**Material to process:**
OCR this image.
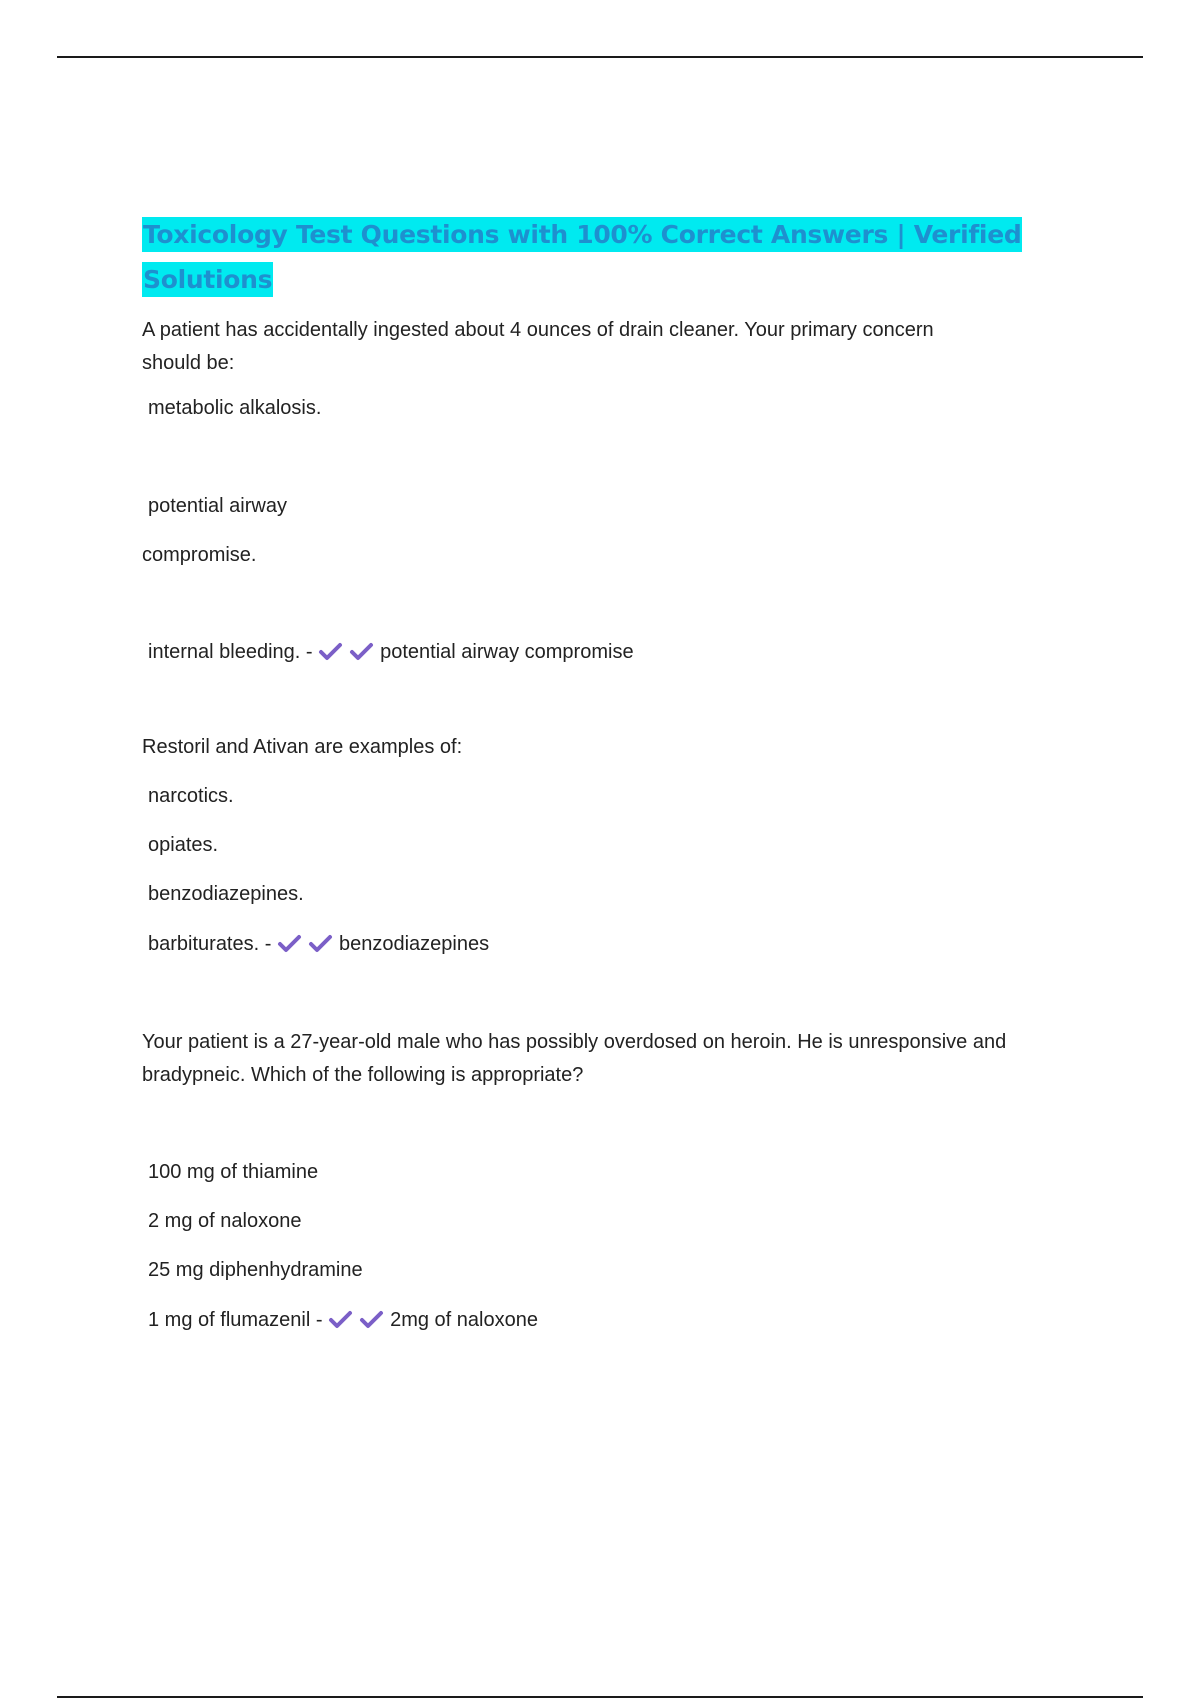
Toxicology Test Questions with 100% Correct Answers | Verified Solutions

A patient has accidentally ingested about 4 ounces of drain cleaner. Your primary concern should be:

metabolic alkalosis.

potential airway

compromise.

internal bleeding. -	potential airway compromise

Restoril and Ativan are examples of:

narcotics.

opiates.

benzodiazepines.

barbiturates. -	benzodiazepines

Your patient is a 27-year-old male who has possibly overdosed on heroin. He is unresponsive and bradypneic. Which of the following is appropriate?

100 mg of thiamine

2 mg of naloxone

25 mg diphenhydramine

1 mg of flumazenil -	2mg of naloxone
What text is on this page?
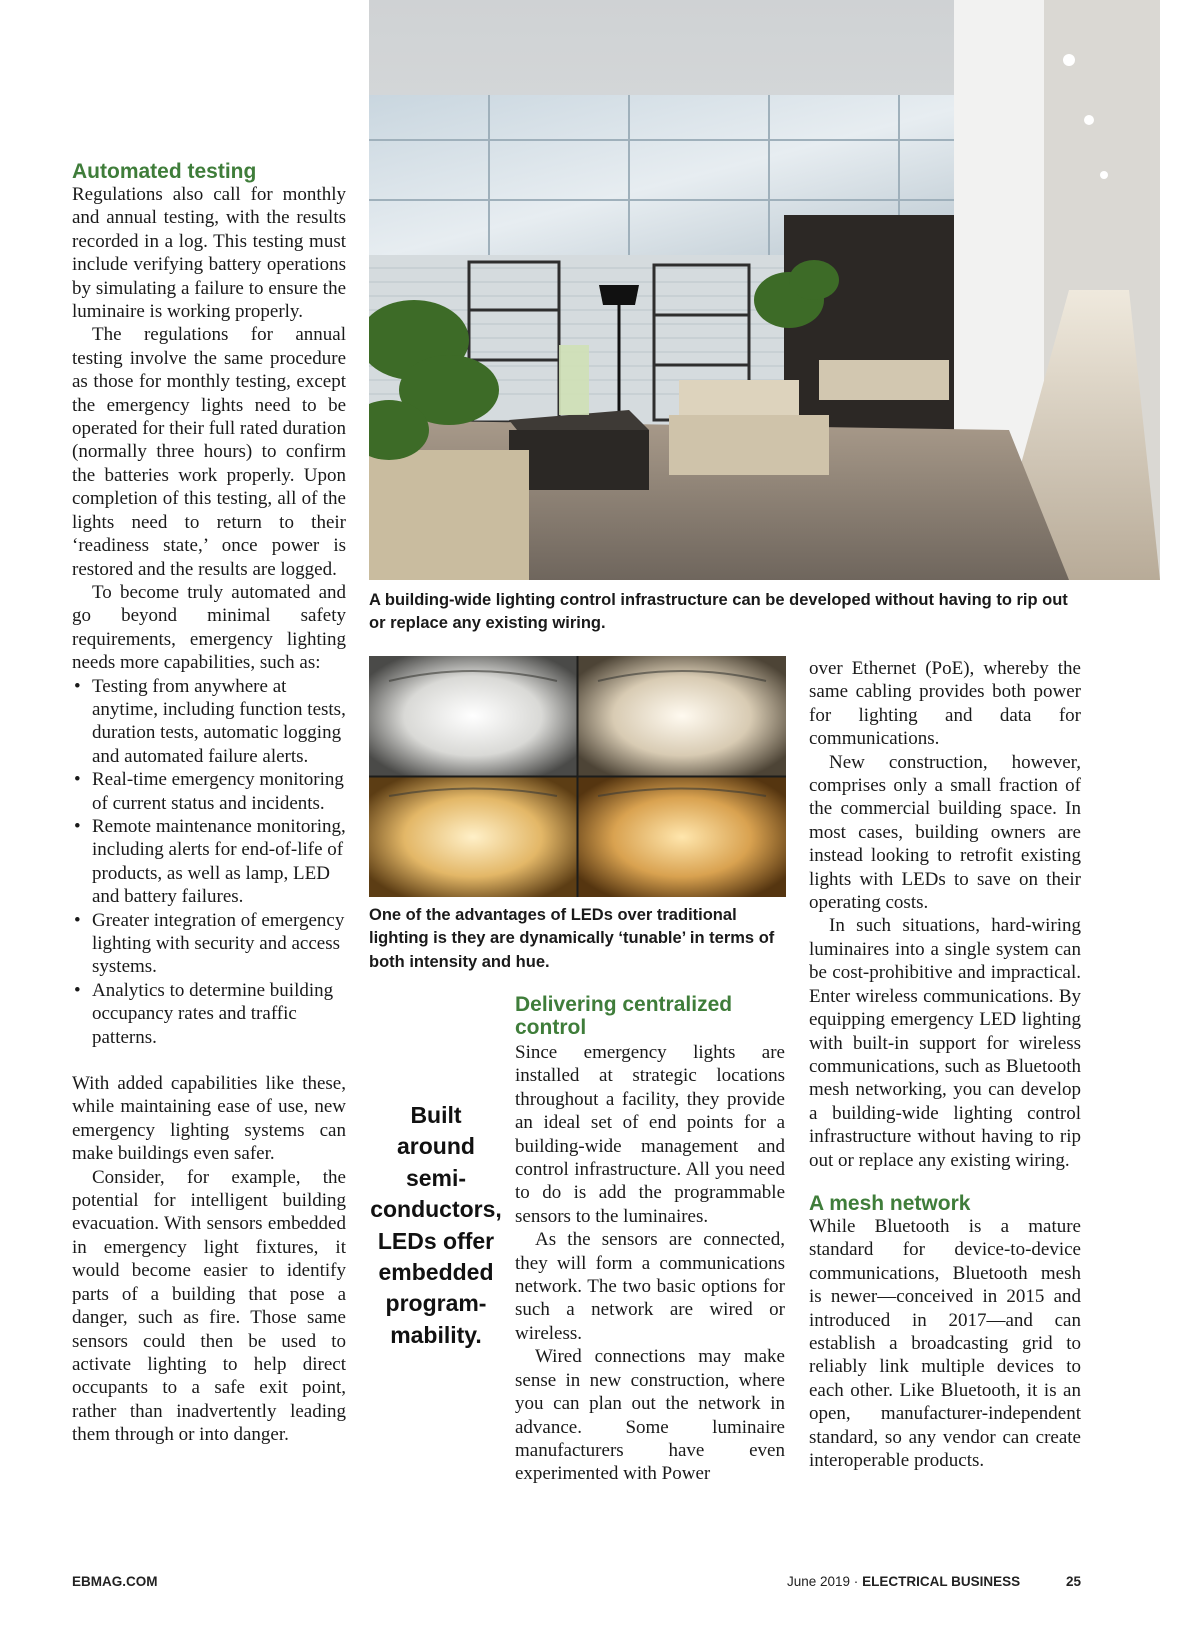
A building-wide lighting control infrastructure can be developed without having to rip out or replace any existing wiring.

One of the advantages of LEDs over traditional lighting is they are dynamically ‘tunable’ in terms of both intensity and hue.

Automated testing

Regulations also call for monthly and annual testing, with the results recorded in a log. This testing must include verifying battery operations by simulating a failure to ensure the luminaire is working properly.

The regulations for annual testing involve the same procedure as those for monthly testing, except the emergency lights need to be operated for their full rated duration (normally three hours) to confirm the batteries work properly. Upon completion of this testing, all of the lights need to return to their ‘readiness state,’ once power is restored and the results are logged.

To become truly automated and go beyond minimal safety requirements, emergency lighting needs more capabilities, such as:

• Testing from anywhere at anytime, including function tests, duration tests, automatic logging and automated failure alerts.
• Real-time emergency monitoring of current status and incidents.
• Remote maintenance monitoring, including alerts for end-of-life of products, as well as lamp, LED and battery failures.
• Greater integration of emergency lighting with security and access systems.
• Analytics to determine building occupancy rates and traffic patterns.

With added capabilities like these, while maintaining ease of use, new emergency lighting systems can make buildings even safer.

Consider, for example, the potential for intelligent building evacuation. With sensors embedded in emergency light fixtures, it would become easier to identify parts of a building that pose a danger, such as fire. Those same sensors could then be used to activate lighting to help direct occupants to a safe exit point, rather than inadvertently leading them through or into danger.

Built
around
semi-
conductors,
LEDs offer
embedded
program-
mability.
Delivering centralized control

Since emergency lights are installed at strategic locations throughout a facility, they provide an ideal set of end points for a building-wide management and control infrastructure. All you need to do is add the programmable sensors to the luminaires.

As the sensors are connected, they will form a communications network. The two basic options for such a network are wired or wireless.

Wired connections may make sense in new construction, where you can plan out the network in advance. Some luminaire manufacturers have even experimented with Power

over Ethernet (PoE), whereby the same cabling provides both power for lighting and data for communications.

New construction, however, comprises only a small fraction of the commercial building space. In most cases, building owners are instead looking to retrofit existing lights with LEDs to save on their operating costs.

In such situations, hard-wiring luminaires into a single system can be cost-prohibitive and impractical. Enter wireless communications. By equipping emergency LED lighting with built-in support for wireless communications, such as Bluetooth mesh networking, you can develop a building-wide lighting control infrastructure without having to rip out or replace any existing wiring.

A mesh network

While Bluetooth is a mature standard for device-to-device communications, Bluetooth mesh is newer—conceived in 2015 and introduced in 2017—and can establish a broadcasting grid to reliably link multiple devices to each other. Like Bluetooth, it is an open, manufacturer-independent standard, so any vendor can create interoperable products.

EBMAG.COM	June 2019 · ELECTRICAL BUSINESS	25
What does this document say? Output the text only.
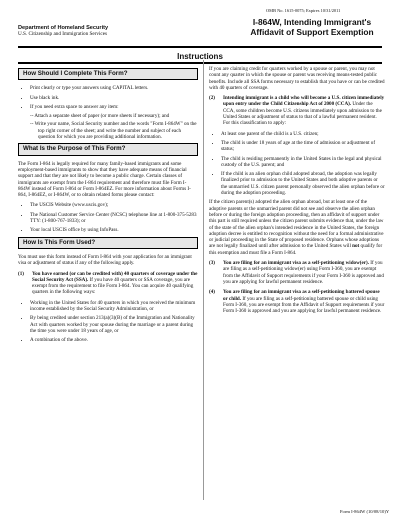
OMB No. 1615-0075; Expires 10/31/2011
Department of Homeland Security
U.S. Citizenship and Immigration Services
I-864W, Intending Immigrant's
Affidavit of Support Exemption
Instructions
How Should I Complete This Form?
• Print clearly or type your answers using CAPITAL letters.
• Use black ink.
• If you need extra space to answer any item:
-- Attach a separate sheet of paper (or more sheets if necessary); and
-- Write your name, Social Security number and the words "Form I-864W" on the top right corner of the sheet; and write the number and subject of each question for which you are providing additional information.
What Is the Purpose of This Form?

The Form I-864 is legally required for many family-based immigrants and some employment-based immigrants to show that they have adequate means of financial support and that they are not likely to become a public charge. Certain classes of immigrants are exempt from the I-864 requirement and therefore must file Form I-864W instead of Form I-864 or Form I-864EZ. For more information about Forms I-864, I-864EZ, or I-864W, or to obtain related forms please contact:

• The USCIS Website (www.uscis.gov);
• The National Customer Service Center (NCSC) telephone line at 1-800-375-5283 TTY: (1-800-767-1833); or
• Your local USCIS office by using InfoPass.
How Is This Form Used?

You must use this form instead of Form I-864 with your application for an immigrant visa or adjustment of status if any of the following apply.

(1) You have earned (or can be credited with) 40 quarters of coverage under the Social Security Act (SSA). If you have 40 quarters or SSA coverage, you are exempt from the requirement to file Form I-864. You can acquire 40 qualifying quarters in the following ways:
• Working in the United States for 40 quarters in which you received the minimum income established by the Social Security Administration, or
• By being credited under section 213(a)(3)(B) of the Immigration and Nationality Act with quarters worked by your spouse during the marriage or a parent during the time you were under 18 years of age, or
• A combination of the above.

If you are claiming credit for quarters worked by a spouse or parent, you may not count any quarter in which the spouse or parent was receiving means-tested public benefits. Include all SSA forms necessary to establish that you have or can be credited with 40 quarters of coverage.

(2) Intending immigrant is a child who will become a U.S. citizen immediately upon entry under the Child Citizenship Act of 2000 (CCA). Under the CCA, some children become U.S. citizens immediately upon admission to the United States or adjustment of status to that of a lawful permanent resident. For this classification to apply:
• At least one parent of the child is a U.S. citizen;
• The child is under 18 years of age at the time of admission or adjustment of status;
• The child is residing permanently in the United States in the legal and physical custody of the U.S. parent; and
• If the child is an alien orphan child adopted abroad, the adoption was legally finalized prior to admission to the United States and both adoptive parents or the unmarried U.S. citizen parent personally observed the alien orphan before or during the adoption proceeding.

If the citizen parent(s) adopted the alien orphan abroad, but at least one of the adoptive parents or the unmarried parent did not see and observe the alien orphan before or during the foreign adoption proceeding, then an affidavit of support under this part is still required unless the citizen parent submits evidence that, under the law of the state of the alien orphan's intended residence in the United States, the foreign adoption decree is entitled to recognition without the need for a formal administrative or judicial proceeding in the State of proposed residence. Orphans whose adoptions are not legally finalized until after admission to the United States will not qualify for this exemption and must file a Form I-864.

(3) You are filing for an immigrant visa as a self-petitioning widow(er). If you are filing as a self-petitioning widow(er) using Form I-360, you are exempt from the Affidavit of Support requirements if your Form I-360 is approved and you are applying for lawful permanent residence.
(4) You are filing for an immigrant visa as a self-petitioning battered spouse or child. If you are filing as a self-petitioning battered spouse or child using Form I-360, you are exempt from the Affidavit of Support requirements if your Form I-360 is approved and you are applying for lawful permanent residence.
Form I-864W (10/08/10)Y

**Do this:** Take the listing and print it again exactly, but without any pictures.

**In response:**
OCR this image.
Toxicology Test Questions with 100% Correct Answers | Verified Solutions

A patient has accidentally ingested about 4 ounces of drain cleaner. Your primary concern should be:

metabolic alkalosis.

potential airway

compromise.

internal bleeding. -	potential airway compromise

Restoril and Ativan are examples of:

narcotics.

opiates.

benzodiazepines.

barbiturates. -	benzodiazepines

Your patient is a 27-year-old male who has possibly overdosed on heroin. He is unresponsive and bradypneic. Which of the following is appropriate?

100 mg of thiamine

2 mg of naloxone

25 mg diphenhydramine

1 mg of flumazenil -	2mg of naloxone
What text is on this page?
A building-wide lighting control infrastructure can be developed without having to rip out or replace any existing wiring.

One of the advantages of LEDs over traditional lighting is they are dynamically ‘tunable’ in terms of both intensity and hue.

Automated testing

Regulations also call for monthly and annual testing, with the results recorded in a log. This testing must include verifying battery operations by simulating a failure to ensure the luminaire is working properly.

The regulations for annual testing involve the same procedure as those for monthly testing, except the emergency lights need to be operated for their full rated duration (normally three hours) to confirm the batteries work properly. Upon completion of this testing, all of the lights need to return to their ‘readiness state,’ once power is restored and the results are logged.

To become truly automated and go beyond minimal safety requirements, emergency lighting needs more capabilities, such as:

• Testing from anywhere at anytime, including function tests, duration tests, automatic logging and automated failure alerts.
• Real-time emergency monitoring of current status and incidents.
• Remote maintenance monitoring, including alerts for end-of-life of products, as well as lamp, LED and battery failures.
• Greater integration of emergency lighting with security and access systems.
• Analytics to determine building occupancy rates and traffic patterns.

With added capabilities like these, while maintaining ease of use, new emergency lighting systems can make buildings even safer.

Consider, for example, the potential for intelligent building evacuation. With sensors embedded in emergency light fixtures, it would become easier to identify parts of a building that pose a danger, such as fire. Those same sensors could then be used to activate lighting to help direct occupants to a safe exit point, rather than inadvertently leading them through or into danger.

Built
around
semi-
conductors,
LEDs offer
embedded
program-
mability.
Delivering centralized control

Since emergency lights are installed at strategic locations throughout a facility, they provide an ideal set of end points for a building-wide management and control infrastructure. All you need to do is add the programmable sensors to the luminaires.

As the sensors are connected, they will form a communications network. The two basic options for such a network are wired or wireless.

Wired connections may make sense in new construction, where you can plan out the network in advance. Some luminaire manufacturers have even experimented with Power

over Ethernet (PoE), whereby the same cabling provides both power for lighting and data for communications.

New construction, however, comprises only a small fraction of the commercial building space. In most cases, building owners are instead looking to retrofit existing lights with LEDs to save on their operating costs.

In such situations, hard-wiring luminaires into a single system can be cost-prohibitive and impractical. Enter wireless communications. By equipping emergency LED lighting with built-in support for wireless communications, such as Bluetooth mesh networking, you can develop a building-wide lighting control infrastructure without having to rip out or replace any existing wiring.

A mesh network

While Bluetooth is a mature standard for device-to-device communications, Bluetooth mesh is newer—conceived in 2015 and introduced in 2017—and can establish a broadcasting grid to reliably link multiple devices to each other. Like Bluetooth, it is an open, manufacturer-independent standard, so any vendor can create interoperable products.

EBMAG.COM	June 2019 · ELECTRICAL BUSINESS	25
What does this document say? Output the text only.
OMB No. 1615-0075; Expires 10/31/2011
Department of Homeland Security
U.S. Citizenship and Immigration Services
I-864W, Intending Immigrant's
Affidavit of Support Exemption
Instructions
How Should I Complete This Form?
• Print clearly or type your answers using CAPITAL letters.
• Use black ink.
• If you need extra space to answer any item:
-- Attach a separate sheet of paper (or more sheets if necessary); and
-- Write your name, Social Security number and the words "Form I-864W" on the top right corner of the sheet; and write the number and subject of each question for which you are providing additional information.
What Is the Purpose of This Form?

The Form I-864 is legally required for many family-based immigrants and some employment-based immigrants to show that they have adequate means of financial support and that they are not likely to become a public charge. Certain classes of immigrants are exempt from the I-864 requirement and therefore must file Form I-864W instead of Form I-864 or Form I-864EZ. For more information about Forms I-864, I-864EZ, or I-864W, or to obtain related forms please contact:

• The USCIS Website (www.uscis.gov);
• The National Customer Service Center (NCSC) telephone line at 1-800-375-5283 TTY: (1-800-767-1833); or
• Your local USCIS office by using InfoPass.
How Is This Form Used?

You must use this form instead of Form I-864 with your application for an immigrant visa or adjustment of status if any of the following apply.

(1) You have earned (or can be credited with) 40 quarters of coverage under the Social Security Act (SSA). If you have 40 quarters or SSA coverage, you are exempt from the requirement to file Form I-864. You can acquire 40 qualifying quarters in the following ways:
• Working in the United States for 40 quarters in which you received the minimum income established by the Social Security Administration, or
• By being credited under section 213(a)(3)(B) of the Immigration and Nationality Act with quarters worked by your spouse during the marriage or a parent during the time you were under 18 years of age, or
• A combination of the above.

If you are claiming credit for quarters worked by a spouse or parent, you may not count any quarter in which the spouse or parent was receiving means-tested public benefits. Include all SSA forms necessary to establish that you have or can be credited with 40 quarters of coverage.

(2) Intending immigrant is a child who will become a U.S. citizen immediately upon entry under the Child Citizenship Act of 2000 (CCA). Under the CCA, some children become U.S. citizens immediately upon admission to the United States or adjustment of status to that of a lawful permanent resident. For this classification to apply:
• At least one parent of the child is a U.S. citizen;
• The child is under 18 years of age at the time of admission or adjustment of status;
• The child is residing permanently in the United States in the legal and physical custody of the U.S. parent; and
• If the child is an alien orphan child adopted abroad, the adoption was legally finalized prior to admission to the United States and both adoptive parents or the unmarried U.S. citizen parent personally observed the alien orphan before or during the adoption proceeding.

If the citizen parent(s) adopted the alien orphan abroad, but at least one of the adoptive parents or the unmarried parent did not see and observe the alien orphan before or during the foreign adoption proceeding, then an affidavit of support under this part is still required unless the citizen parent submits evidence that, under the law of the state of the alien orphan's intended residence in the United States, the foreign adoption decree is entitled to recognition without the need for a formal administrative or judicial proceeding in the State of proposed residence. Orphans whose adoptions are not legally finalized until after admission to the United States will not qualify for this exemption and must file a Form I-864.

(3) You are filing for an immigrant visa as a self-petitioning widow(er). If you are filing as a self-petitioning widow(er) using Form I-360, you are exempt from the Affidavit of Support requirements if your Form I-360 is approved and you are applying for lawful permanent residence.
(4) You are filing for an immigrant visa as a self-petitioning battered spouse or child. If you are filing as a self-petitioning battered spouse or child using Form I-360, you are exempt from the Affidavit of Support requirements if your Form I-360 is approved and you are applying for lawful permanent residence.
Form I-864W (10/08/10)Y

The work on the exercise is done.